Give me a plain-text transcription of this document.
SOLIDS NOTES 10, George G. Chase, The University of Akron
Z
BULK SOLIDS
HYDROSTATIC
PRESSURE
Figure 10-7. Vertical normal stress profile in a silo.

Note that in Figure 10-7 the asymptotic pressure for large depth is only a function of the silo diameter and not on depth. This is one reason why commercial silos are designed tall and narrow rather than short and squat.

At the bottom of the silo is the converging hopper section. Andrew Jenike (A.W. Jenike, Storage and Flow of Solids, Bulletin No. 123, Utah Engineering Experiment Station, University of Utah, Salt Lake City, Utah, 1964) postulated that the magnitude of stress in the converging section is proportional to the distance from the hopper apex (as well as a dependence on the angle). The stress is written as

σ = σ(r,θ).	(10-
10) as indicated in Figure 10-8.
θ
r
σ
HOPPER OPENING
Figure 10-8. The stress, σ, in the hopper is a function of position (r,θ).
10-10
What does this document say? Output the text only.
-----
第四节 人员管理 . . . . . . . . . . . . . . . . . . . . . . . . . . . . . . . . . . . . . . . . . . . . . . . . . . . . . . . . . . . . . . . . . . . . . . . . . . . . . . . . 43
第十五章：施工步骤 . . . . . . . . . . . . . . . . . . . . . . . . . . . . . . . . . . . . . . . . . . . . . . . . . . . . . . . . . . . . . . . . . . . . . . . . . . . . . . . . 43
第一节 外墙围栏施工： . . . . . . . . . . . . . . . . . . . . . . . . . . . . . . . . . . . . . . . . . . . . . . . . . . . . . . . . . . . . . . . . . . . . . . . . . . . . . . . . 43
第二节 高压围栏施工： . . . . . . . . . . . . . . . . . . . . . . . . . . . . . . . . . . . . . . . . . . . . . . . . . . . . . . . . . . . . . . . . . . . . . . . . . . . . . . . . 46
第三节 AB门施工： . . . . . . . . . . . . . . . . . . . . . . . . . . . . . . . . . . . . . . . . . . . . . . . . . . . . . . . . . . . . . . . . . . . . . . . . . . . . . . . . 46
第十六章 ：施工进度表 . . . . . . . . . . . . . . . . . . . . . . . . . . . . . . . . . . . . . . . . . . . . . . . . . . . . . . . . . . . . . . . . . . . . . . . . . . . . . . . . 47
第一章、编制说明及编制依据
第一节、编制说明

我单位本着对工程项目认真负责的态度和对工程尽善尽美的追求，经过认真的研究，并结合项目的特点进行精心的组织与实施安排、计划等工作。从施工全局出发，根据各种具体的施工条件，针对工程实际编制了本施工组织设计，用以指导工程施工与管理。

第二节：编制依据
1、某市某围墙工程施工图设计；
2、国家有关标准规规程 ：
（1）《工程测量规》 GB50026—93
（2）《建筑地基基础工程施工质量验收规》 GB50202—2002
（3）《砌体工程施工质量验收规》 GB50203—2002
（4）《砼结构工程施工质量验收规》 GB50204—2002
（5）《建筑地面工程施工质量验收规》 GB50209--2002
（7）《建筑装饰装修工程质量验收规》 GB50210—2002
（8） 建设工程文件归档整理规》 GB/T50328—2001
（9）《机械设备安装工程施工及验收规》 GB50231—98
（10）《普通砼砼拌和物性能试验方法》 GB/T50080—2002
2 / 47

◆ ◆ ◆ ◆ ◆ ◆ ◆

• Given problem
Identify each line holding the string "text", and copy it out.

• Exercise answer
Give me a plain-text transcription of this document.
What does this document say? Output the text only.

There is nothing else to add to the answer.